Written instruction:
State how many lines of the entries hold the string "substance", and nothing more.

[Dataset excerpt]
____________

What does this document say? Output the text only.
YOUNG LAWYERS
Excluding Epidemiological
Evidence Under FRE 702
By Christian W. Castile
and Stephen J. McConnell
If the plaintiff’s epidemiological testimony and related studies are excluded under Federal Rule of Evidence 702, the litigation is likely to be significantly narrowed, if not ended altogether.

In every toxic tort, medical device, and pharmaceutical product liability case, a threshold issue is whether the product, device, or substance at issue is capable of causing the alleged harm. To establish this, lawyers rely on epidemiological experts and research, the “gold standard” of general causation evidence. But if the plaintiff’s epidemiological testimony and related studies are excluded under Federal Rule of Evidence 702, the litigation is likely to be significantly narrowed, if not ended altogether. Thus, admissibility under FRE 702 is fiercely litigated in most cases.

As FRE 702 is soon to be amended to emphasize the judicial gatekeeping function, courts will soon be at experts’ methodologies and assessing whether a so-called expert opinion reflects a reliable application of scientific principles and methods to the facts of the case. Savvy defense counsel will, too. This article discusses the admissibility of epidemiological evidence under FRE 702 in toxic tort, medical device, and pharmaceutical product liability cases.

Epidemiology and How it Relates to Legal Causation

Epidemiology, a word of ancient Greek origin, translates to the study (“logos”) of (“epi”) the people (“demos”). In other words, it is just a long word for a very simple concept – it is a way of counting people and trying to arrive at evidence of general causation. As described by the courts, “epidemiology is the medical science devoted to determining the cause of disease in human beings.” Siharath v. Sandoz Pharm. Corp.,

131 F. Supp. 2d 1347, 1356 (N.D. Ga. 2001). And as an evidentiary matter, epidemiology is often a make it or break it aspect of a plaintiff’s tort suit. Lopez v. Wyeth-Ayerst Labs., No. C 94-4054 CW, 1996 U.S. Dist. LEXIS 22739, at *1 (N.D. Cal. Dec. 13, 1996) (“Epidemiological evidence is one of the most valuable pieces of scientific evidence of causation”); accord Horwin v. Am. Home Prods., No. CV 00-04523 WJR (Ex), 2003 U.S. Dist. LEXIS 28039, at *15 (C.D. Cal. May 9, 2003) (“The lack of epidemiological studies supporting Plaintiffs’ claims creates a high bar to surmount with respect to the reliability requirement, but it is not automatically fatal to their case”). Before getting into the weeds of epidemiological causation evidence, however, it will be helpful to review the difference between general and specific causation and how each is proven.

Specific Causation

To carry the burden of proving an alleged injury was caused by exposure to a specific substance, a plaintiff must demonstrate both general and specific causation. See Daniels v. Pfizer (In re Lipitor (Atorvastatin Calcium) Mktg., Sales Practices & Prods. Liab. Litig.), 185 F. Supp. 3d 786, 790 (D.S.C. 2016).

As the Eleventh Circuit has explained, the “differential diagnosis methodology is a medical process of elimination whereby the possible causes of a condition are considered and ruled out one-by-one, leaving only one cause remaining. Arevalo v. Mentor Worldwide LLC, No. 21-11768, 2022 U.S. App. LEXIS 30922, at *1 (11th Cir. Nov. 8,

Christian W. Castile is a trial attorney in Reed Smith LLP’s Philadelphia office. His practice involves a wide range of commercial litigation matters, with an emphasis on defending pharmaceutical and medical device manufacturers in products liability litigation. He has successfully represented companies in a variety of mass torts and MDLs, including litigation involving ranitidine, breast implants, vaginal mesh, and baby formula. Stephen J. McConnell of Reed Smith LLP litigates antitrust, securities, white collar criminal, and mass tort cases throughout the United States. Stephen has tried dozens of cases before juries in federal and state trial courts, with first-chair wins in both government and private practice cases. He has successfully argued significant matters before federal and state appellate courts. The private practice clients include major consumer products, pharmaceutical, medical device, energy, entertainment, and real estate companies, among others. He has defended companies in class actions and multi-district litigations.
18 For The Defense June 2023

____________

Written answer:
2